Quote every line as written. Omit pictures.

* [Data records]
•••

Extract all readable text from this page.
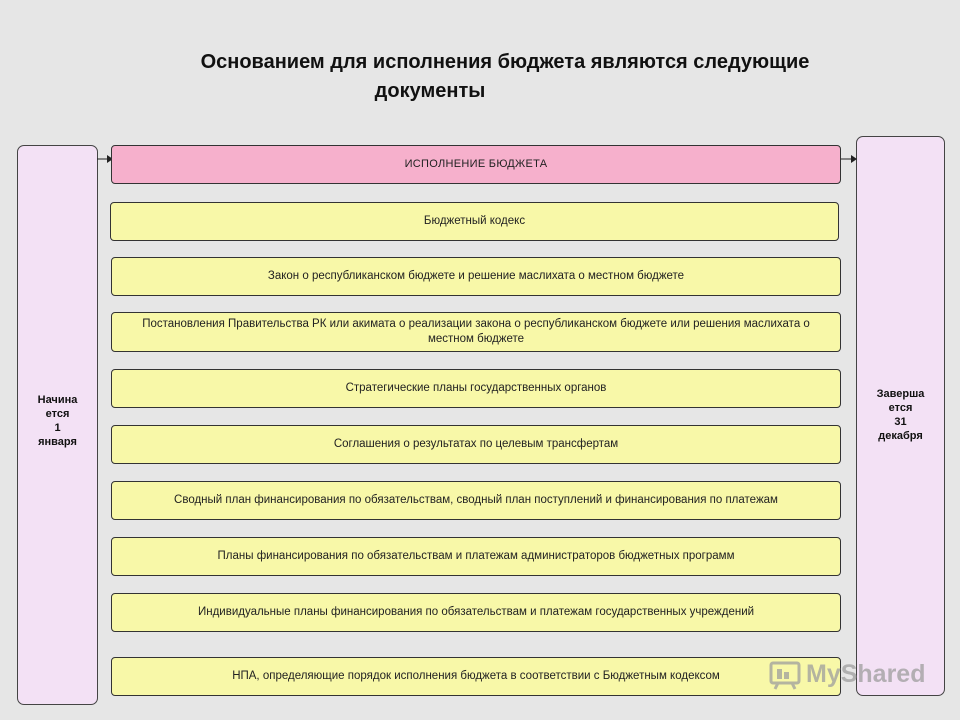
Основанием для исполнения бюджета являются следующие
документы
Начина
ется
1
января
Заверша
ется
31
декабря
ИСПОЛНЕНИЕ БЮДЖЕТА
Бюджетный кодекс
Закон о республиканском бюджете и решение маслихата о местном бюджете
Постановления Правительства РК или акимата о реализации закона о республиканском бюджете или решения маслихата о местном бюджете
Стратегические планы государственных органов
Соглашения о результатах по целевым трансфертам
Сводный план финансирования по обязательствам, сводный план поступлений и финансирования по платежам
Планы финансирования по обязательствам и платежам администраторов бюджетных программ
Индивидуальные планы финансирования по обязательствам и платежам государственных учреждений
НПА, определяющие порядок исполнения бюджета в соответствии с Бюджетным кодексом	MyShared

•••

* [Written response]
Extract all readable text from this page.
Основанием для исполнения бюджета являются следующие
документы
Начина
ется
1
января
Заверша
ется
31
декабря
ИСПОЛНЕНИЕ БЮДЖЕТА
Бюджетный кодекс
Закон о республиканском бюджете и решение маслихата о местном бюджете
Постановления Правительства РК или акимата о реализации закона о республиканском бюджете или решения маслихата о местном бюджете
Стратегические планы государственных органов
Соглашения о результатах по целевым трансфертам
Сводный план финансирования по обязательствам, сводный план поступлений и финансирования по платежам
Планы финансирования по обязательствам и платежам администраторов бюджетных программ
Индивидуальные планы финансирования по обязательствам и платежам государственных учреждений
НПА, определяющие порядок исполнения бюджета в соответствии с Бюджетным кодексом	MyShared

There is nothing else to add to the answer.